> _Brief_:
Output the full listing below exactly, without the pictures.

> _Items_:
•••

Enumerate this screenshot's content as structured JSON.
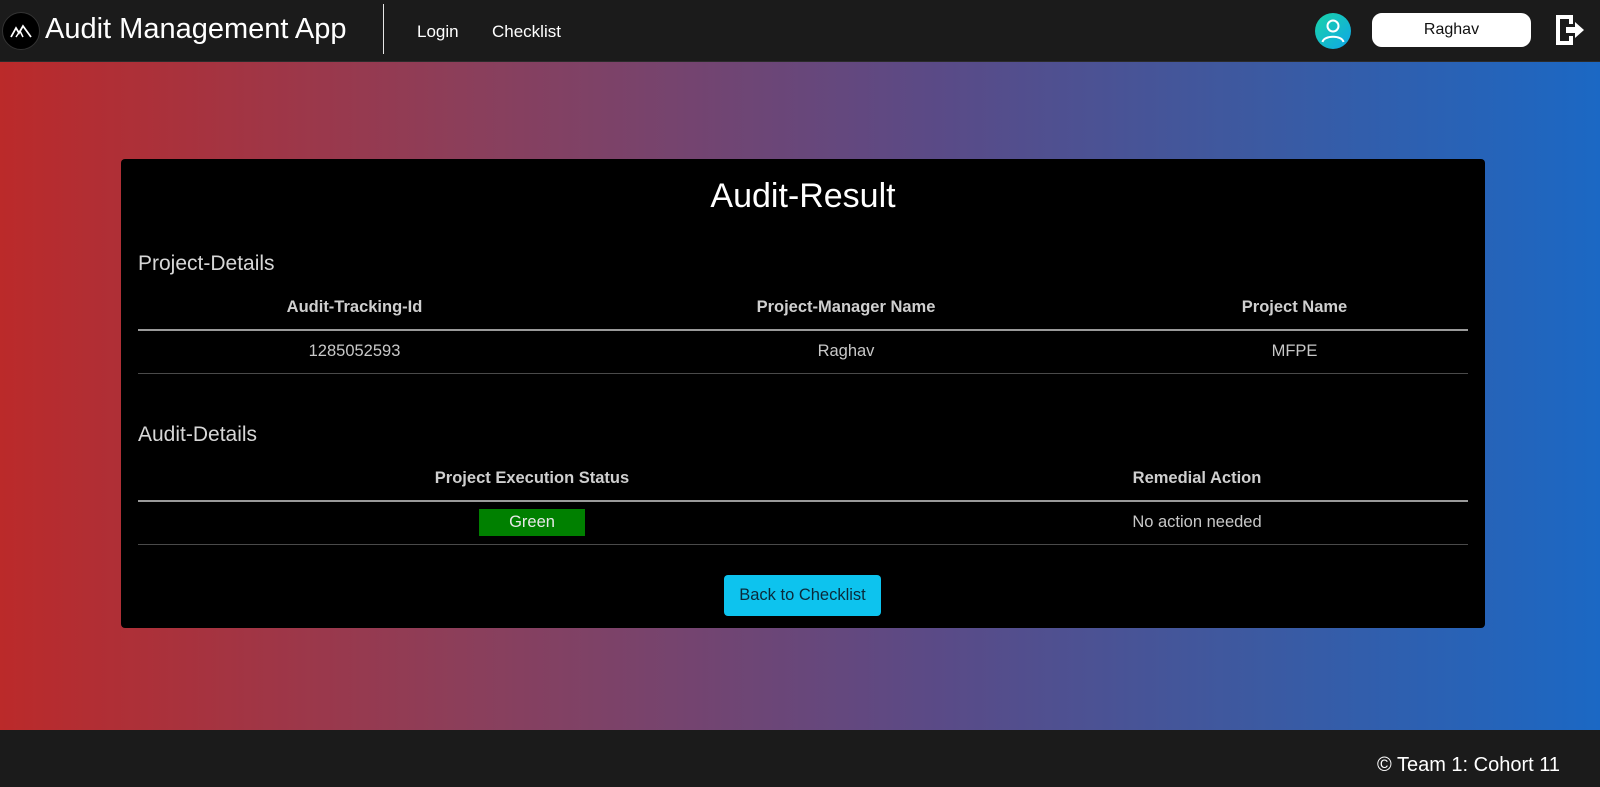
{
  "navbar": {
    "app_title": "Audit Management App",
    "links": [
      "Login",
      "Checklist"
    ],
    "user_name": "Raghav",
    "icons": {
      "logo": "mountain-logo-icon",
      "avatar": "user-avatar-icon",
      "logout": "logout-icon"
    }
  },
  "card": {
    "title": "Audit-Result",
    "project_section": {
      "heading": "Project-Details",
      "columns": [
        "Audit-Tracking-Id",
        "Project-Manager Name",
        "Project Name"
      ],
      "row": [
        "1285052593",
        "Raghav",
        "MFPE"
      ]
    },
    "audit_section": {
      "heading": "Audit-Details",
      "columns": [
        "Project Execution Status",
        "Remedial Action"
      ],
      "row": {
        "status": "Green",
        "action": "No action needed"
      }
    },
    "back_button_label": "Back to Checklist"
  },
  "footer": {
    "text": "© Team 1: Cohort 11"
  },
  "colors": {
    "accent": "#0dc3ee",
    "status_green": "#008000",
    "gradient_left": "#bb2a2a",
    "gradient_right": "#1b68c4",
    "navbar_bg": "#1b1b1b"
  }
}
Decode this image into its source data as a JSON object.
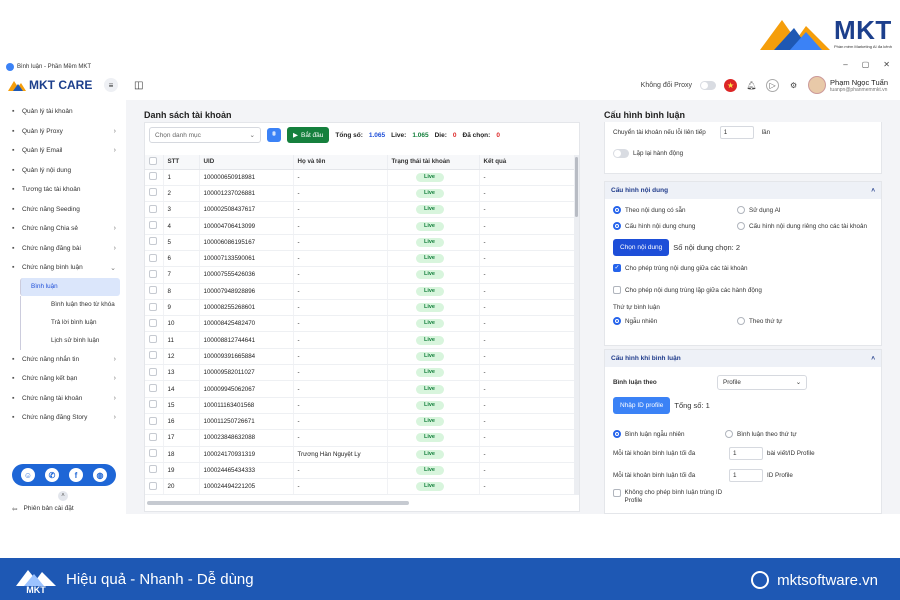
{
  "brand": {
    "name": "MKT",
    "tagline": "Phần mềm Marketing AI đa kênh"
  },
  "window": {
    "title": "Bình luận - Phần Mềm MKT",
    "min": "–",
    "max": "▢",
    "close": "✕"
  },
  "app": {
    "logo_text": "MKT CARE",
    "proxy_label": "Không đổi Proxy"
  },
  "user": {
    "name": "Phạm Ngọc Tuấn",
    "email": "tuanpn@phanmemmkt.vn"
  },
  "sidebar": {
    "items": [
      {
        "label": "Quản lý tài khoản",
        "icon": "grid-icon",
        "chev": ""
      },
      {
        "label": "Quản lý Proxy",
        "icon": "proxy-icon",
        "chev": "›"
      },
      {
        "label": "Quản lý Email",
        "icon": "mail-icon",
        "chev": "›"
      },
      {
        "label": "Quản lý nội dung",
        "icon": "content-icon",
        "chev": ""
      },
      {
        "label": "Tương tác tài khoản",
        "icon": "interact-icon",
        "chev": ""
      },
      {
        "label": "Chức năng Seeding",
        "icon": "seeding-icon",
        "chev": ""
      },
      {
        "label": "Chức năng Chia sẻ",
        "icon": "share-icon",
        "chev": "›"
      },
      {
        "label": "Chức năng đăng bài",
        "icon": "post-icon",
        "chev": "›"
      },
      {
        "label": "Chức năng bình luận",
        "icon": "comment-icon",
        "chev": "⌄"
      }
    ],
    "sub_items": [
      {
        "label": "Bình luận",
        "active": true
      },
      {
        "label": "Bình luận theo từ khóa",
        "active": false
      },
      {
        "label": "Trả lời bình luận",
        "active": false
      },
      {
        "label": "Lịch sử bình luận",
        "active": false
      }
    ],
    "items_after": [
      {
        "label": "Chức năng nhắn tin",
        "icon": "message-icon",
        "chev": "›"
      },
      {
        "label": "Chức năng kết bạn",
        "icon": "friend-icon",
        "chev": "›"
      },
      {
        "label": "Chức năng tài khoản",
        "icon": "account-icon",
        "chev": "›"
      },
      {
        "label": "Chức năng đăng Story",
        "icon": "story-icon",
        "chev": "›"
      }
    ],
    "version_label": "Phiên bản cài đặt"
  },
  "accounts": {
    "title": "Danh sách tài khoản",
    "select_placeholder": "Chọn danh mục",
    "start_label": "Bắt đầu",
    "total_label": "Tổng số:",
    "total_value": "1.065",
    "live_label": "Live:",
    "live_value": "1.065",
    "die_label": "Die:",
    "die_value": "0",
    "selected_label": "Đã chọn:",
    "selected_value": "0",
    "columns": [
      "STT",
      "UID",
      "Họ và tên",
      "Trạng thái tài khoản",
      "Kết quả"
    ],
    "rows": [
      [
        "1",
        "100000650918981",
        "-",
        "Live",
        "-"
      ],
      [
        "2",
        "100001237026881",
        "-",
        "Live",
        "-"
      ],
      [
        "3",
        "100002508437617",
        "-",
        "Live",
        "-"
      ],
      [
        "4",
        "100004706413099",
        "-",
        "Live",
        "-"
      ],
      [
        "5",
        "100006086195167",
        "-",
        "Live",
        "-"
      ],
      [
        "6",
        "100007133590061",
        "-",
        "Live",
        "-"
      ],
      [
        "7",
        "100007555426036",
        "-",
        "Live",
        "-"
      ],
      [
        "8",
        "100007948928896",
        "-",
        "Live",
        "-"
      ],
      [
        "9",
        "100008255268601",
        "-",
        "Live",
        "-"
      ],
      [
        "10",
        "100008425482470",
        "-",
        "Live",
        "-"
      ],
      [
        "11",
        "100008812744641",
        "-",
        "Live",
        "-"
      ],
      [
        "12",
        "100009391665884",
        "-",
        "Live",
        "-"
      ],
      [
        "13",
        "100009582011027",
        "-",
        "Live",
        "-"
      ],
      [
        "14",
        "100009945062067",
        "-",
        "Live",
        "-"
      ],
      [
        "15",
        "100011163401568",
        "-",
        "Live",
        "-"
      ],
      [
        "16",
        "100011250726671",
        "-",
        "Live",
        "-"
      ],
      [
        "17",
        "100023848632088",
        "-",
        "Live",
        "-"
      ],
      [
        "18",
        "100024170931319",
        "Trương Hàn Nguyệt Ly",
        "Live",
        "-"
      ],
      [
        "19",
        "100024465434333",
        "-",
        "Live",
        "-"
      ],
      [
        "20",
        "100024494221205",
        "-",
        "Live",
        "-"
      ]
    ]
  },
  "config": {
    "title": "Cấu hình bình luận",
    "switch_label": "Chuyển tài khoản nếu lỗi liên tiếp",
    "switch_value": "1",
    "switch_unit": "lần",
    "repeat_label": "Lặp lại hành động",
    "content_section": {
      "title": "Cấu hình nội dung",
      "opt_available": "Theo nội dung có sẵn",
      "opt_ai": "Sử dụng AI",
      "opt_shared": "Cấu hình nội dung chung",
      "opt_separate": "Cấu hình nội dung riêng cho các tài khoản",
      "choose_btn": "Chọn nội dung",
      "chosen_count": "Số nội dung chọn: 2",
      "allow_dup_accounts": "Cho phép trùng nội dung giữa các tài khoản",
      "allow_dup_actions": "Cho phép nội dung trùng lặp giữa các hành động",
      "order_label": "Thứ tự bình luận",
      "order_random": "Ngẫu nhiên",
      "order_sequential": "Theo thứ tự"
    },
    "comment_section": {
      "title": "Cấu hình khi bình luận",
      "comment_by_label": "Bình luận theo",
      "comment_by_value": "Profile",
      "import_btn": "Nhập ID profile",
      "total": "Tổng số: 1",
      "random_label": "Bình luận ngẫu nhiên",
      "sequential_label": "Bình luận theo thứ tự",
      "max_per_post_label": "Mỗi tài khoản bình luận tối đa",
      "max_per_post_value": "1",
      "max_per_post_unit": "bài viết/ID Profile",
      "max_per_profile_label": "Mỗi tài khoản bình luận tối đa",
      "max_per_profile_value": "1",
      "max_per_profile_unit": "ID Profile",
      "no_dup_label": "Không cho phép bình luận trùng ID Profile"
    }
  },
  "footer": {
    "logo_text": "MKT",
    "tagline": "Hiệu quả - Nhanh - Dễ dùng",
    "site": "mktsoftware.vn"
  },
  "colors": {
    "primary": "#1d4ed8",
    "success": "#15803d",
    "footer": "#1e58b4"
  }
}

•••

> _Exercise result_:
Enumerate this screenshot's content as structured JSON.
{
  "navbar": {
    "app_title": "Audit Management App",
    "links": [
      "Login",
      "Checklist"
    ],
    "user_name": "Raghav",
    "icons": {
      "logo": "mountain-logo-icon",
      "avatar": "user-avatar-icon",
      "logout": "logout-icon"
    }
  },
  "card": {
    "title": "Audit-Result",
    "project_section": {
      "heading": "Project-Details",
      "columns": [
        "Audit-Tracking-Id",
        "Project-Manager Name",
        "Project Name"
      ],
      "row": [
        "1285052593",
        "Raghav",
        "MFPE"
      ]
    },
    "audit_section": {
      "heading": "Audit-Details",
      "columns": [
        "Project Execution Status",
        "Remedial Action"
      ],
      "row": {
        "status": "Green",
        "action": "No action needed"
      }
    },
    "back_button_label": "Back to Checklist"
  },
  "footer": {
    "text": "© Team 1: Cohort 11"
  },
  "colors": {
    "accent": "#0dc3ee",
    "status_green": "#008000",
    "gradient_left": "#bb2a2a",
    "gradient_right": "#1b68c4",
    "navbar_bg": "#1b1b1b"
  }
}
Decode this image into its source data as a JSON object.
{
  "brand": {
    "name": "MKT",
    "tagline": "Phần mềm Marketing AI đa kênh"
  },
  "window": {
    "title": "Bình luận - Phần Mềm MKT",
    "min": "–",
    "max": "▢",
    "close": "✕"
  },
  "app": {
    "logo_text": "MKT CARE",
    "proxy_label": "Không đổi Proxy"
  },
  "user": {
    "name": "Phạm Ngọc Tuấn",
    "email": "tuanpn@phanmemmkt.vn"
  },
  "sidebar": {
    "items": [
      {
        "label": "Quản lý tài khoản",
        "icon": "grid-icon",
        "chev": ""
      },
      {
        "label": "Quản lý Proxy",
        "icon": "proxy-icon",
        "chev": "›"
      },
      {
        "label": "Quản lý Email",
        "icon": "mail-icon",
        "chev": "›"
      },
      {
        "label": "Quản lý nội dung",
        "icon": "content-icon",
        "chev": ""
      },
      {
        "label": "Tương tác tài khoản",
        "icon": "interact-icon",
        "chev": ""
      },
      {
        "label": "Chức năng Seeding",
        "icon": "seeding-icon",
        "chev": ""
      },
      {
        "label": "Chức năng Chia sẻ",
        "icon": "share-icon",
        "chev": "›"
      },
      {
        "label": "Chức năng đăng bài",
        "icon": "post-icon",
        "chev": "›"
      },
      {
        "label": "Chức năng bình luận",
        "icon": "comment-icon",
        "chev": "⌄"
      }
    ],
    "sub_items": [
      {
        "label": "Bình luận",
        "active": true
      },
      {
        "label": "Bình luận theo từ khóa",
        "active": false
      },
      {
        "label": "Trả lời bình luận",
        "active": false
      },
      {
        "label": "Lịch sử bình luận",
        "active": false
      }
    ],
    "items_after": [
      {
        "label": "Chức năng nhắn tin",
        "icon": "message-icon",
        "chev": "›"
      },
      {
        "label": "Chức năng kết bạn",
        "icon": "friend-icon",
        "chev": "›"
      },
      {
        "label": "Chức năng tài khoản",
        "icon": "account-icon",
        "chev": "›"
      },
      {
        "label": "Chức năng đăng Story",
        "icon": "story-icon",
        "chev": "›"
      }
    ],
    "version_label": "Phiên bản cài đặt"
  },
  "accounts": {
    "title": "Danh sách tài khoản",
    "select_placeholder": "Chọn danh mục",
    "start_label": "Bắt đầu",
    "total_label": "Tổng số:",
    "total_value": "1.065",
    "live_label": "Live:",
    "live_value": "1.065",
    "die_label": "Die:",
    "die_value": "0",
    "selected_label": "Đã chọn:",
    "selected_value": "0",
    "columns": [
      "STT",
      "UID",
      "Họ và tên",
      "Trạng thái tài khoản",
      "Kết quả"
    ],
    "rows": [
      [
        "1",
        "100000650918981",
        "-",
        "Live",
        "-"
      ],
      [
        "2",
        "100001237026881",
        "-",
        "Live",
        "-"
      ],
      [
        "3",
        "100002508437617",
        "-",
        "Live",
        "-"
      ],
      [
        "4",
        "100004706413099",
        "-",
        "Live",
        "-"
      ],
      [
        "5",
        "100006086195167",
        "-",
        "Live",
        "-"
      ],
      [
        "6",
        "100007133590061",
        "-",
        "Live",
        "-"
      ],
      [
        "7",
        "100007555426036",
        "-",
        "Live",
        "-"
      ],
      [
        "8",
        "100007948928896",
        "-",
        "Live",
        "-"
      ],
      [
        "9",
        "100008255268601",
        "-",
        "Live",
        "-"
      ],
      [
        "10",
        "100008425482470",
        "-",
        "Live",
        "-"
      ],
      [
        "11",
        "100008812744641",
        "-",
        "Live",
        "-"
      ],
      [
        "12",
        "100009391665884",
        "-",
        "Live",
        "-"
      ],
      [
        "13",
        "100009582011027",
        "-",
        "Live",
        "-"
      ],
      [
        "14",
        "100009945062067",
        "-",
        "Live",
        "-"
      ],
      [
        "15",
        "100011163401568",
        "-",
        "Live",
        "-"
      ],
      [
        "16",
        "100011250726671",
        "-",
        "Live",
        "-"
      ],
      [
        "17",
        "100023848632088",
        "-",
        "Live",
        "-"
      ],
      [
        "18",
        "100024170931319",
        "Trương Hàn Nguyệt Ly",
        "Live",
        "-"
      ],
      [
        "19",
        "100024465434333",
        "-",
        "Live",
        "-"
      ],
      [
        "20",
        "100024494221205",
        "-",
        "Live",
        "-"
      ]
    ]
  },
  "config": {
    "title": "Cấu hình bình luận",
    "switch_label": "Chuyển tài khoản nếu lỗi liên tiếp",
    "switch_value": "1",
    "switch_unit": "lần",
    "repeat_label": "Lặp lại hành động",
    "content_section": {
      "title": "Cấu hình nội dung",
      "opt_available": "Theo nội dung có sẵn",
      "opt_ai": "Sử dụng AI",
      "opt_shared": "Cấu hình nội dung chung",
      "opt_separate": "Cấu hình nội dung riêng cho các tài khoản",
      "choose_btn": "Chọn nội dung",
      "chosen_count": "Số nội dung chọn: 2",
      "allow_dup_accounts": "Cho phép trùng nội dung giữa các tài khoản",
      "allow_dup_actions": "Cho phép nội dung trùng lặp giữa các hành động",
      "order_label": "Thứ tự bình luận",
      "order_random": "Ngẫu nhiên",
      "order_sequential": "Theo thứ tự"
    },
    "comment_section": {
      "title": "Cấu hình khi bình luận",
      "comment_by_label": "Bình luận theo",
      "comment_by_value": "Profile",
      "import_btn": "Nhập ID profile",
      "total": "Tổng số: 1",
      "random_label": "Bình luận ngẫu nhiên",
      "sequential_label": "Bình luận theo thứ tự",
      "max_per_post_label": "Mỗi tài khoản bình luận tối đa",
      "max_per_post_value": "1",
      "max_per_post_unit": "bài viết/ID Profile",
      "max_per_profile_label": "Mỗi tài khoản bình luận tối đa",
      "max_per_profile_value": "1",
      "max_per_profile_unit": "ID Profile",
      "no_dup_label": "Không cho phép bình luận trùng ID Profile"
    }
  },
  "footer": {
    "logo_text": "MKT",
    "tagline": "Hiệu quả - Nhanh - Dễ dùng",
    "site": "mktsoftware.vn"
  },
  "colors": {
    "primary": "#1d4ed8",
    "success": "#15803d",
    "footer": "#1e58b4"
  }
}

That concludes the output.